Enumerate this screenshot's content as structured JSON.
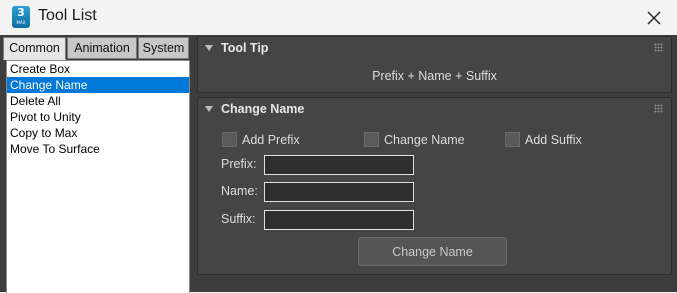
{
  "window": {
    "title": "Tool List",
    "icon_number": "3",
    "icon_text": "MAX"
  },
  "tabs": [
    {
      "label": "Common",
      "active": true
    },
    {
      "label": "Animation",
      "active": false
    },
    {
      "label": "System",
      "active": false
    }
  ],
  "tool_list": {
    "items": [
      "Create Box",
      "Change Name",
      "Delete All",
      "Pivot to Unity",
      "Copy to Max",
      "Move To Surface"
    ],
    "selected": "Change Name"
  },
  "tool_tip": {
    "title": "Tool Tip",
    "text": "Prefix + Name + Suffix"
  },
  "change_name": {
    "title": "Change Name",
    "checkboxes": {
      "add_prefix": {
        "label": "Add Prefix",
        "checked": false
      },
      "change_name": {
        "label": "Change Name",
        "checked": false
      },
      "add_suffix": {
        "label": "Add Suffix",
        "checked": false
      }
    },
    "fields": {
      "prefix": {
        "label": "Prefix:",
        "value": ""
      },
      "name": {
        "label": "Name:",
        "value": ""
      },
      "suffix": {
        "label": "Suffix:",
        "value": ""
      }
    },
    "button_label": "Change Name"
  },
  "colors": {
    "panel_bg": "#3d3d3d",
    "rollout_bg": "#454545",
    "selection": "#0078d7"
  }
}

**WRITTEN TASK**:
Write out the whole listing again, exactly, with no pictures.

**ANSWER**:
Enumerate this screenshot's content as structured JSON.
{
  "window": {
    "title": "Tool List",
    "icon_number": "3",
    "icon_text": "MAX"
  },
  "tabs": [
    {
      "label": "Common",
      "active": true
    },
    {
      "label": "Animation",
      "active": false
    },
    {
      "label": "System",
      "active": false
    }
  ],
  "tool_list": {
    "items": [
      "Create Box",
      "Change Name",
      "Delete All",
      "Pivot to Unity",
      "Copy to Max",
      "Move To Surface"
    ],
    "selected": "Change Name"
  },
  "tool_tip": {
    "title": "Tool Tip",
    "text": "Prefix + Name + Suffix"
  },
  "change_name": {
    "title": "Change Name",
    "checkboxes": {
      "add_prefix": {
        "label": "Add Prefix",
        "checked": false
      },
      "change_name": {
        "label": "Change Name",
        "checked": false
      },
      "add_suffix": {
        "label": "Add Suffix",
        "checked": false
      }
    },
    "fields": {
      "prefix": {
        "label": "Prefix:",
        "value": ""
      },
      "name": {
        "label": "Name:",
        "value": ""
      },
      "suffix": {
        "label": "Suffix:",
        "value": ""
      }
    },
    "button_label": "Change Name"
  },
  "colors": {
    "panel_bg": "#3d3d3d",
    "rollout_bg": "#454545",
    "selection": "#0078d7"
  }
}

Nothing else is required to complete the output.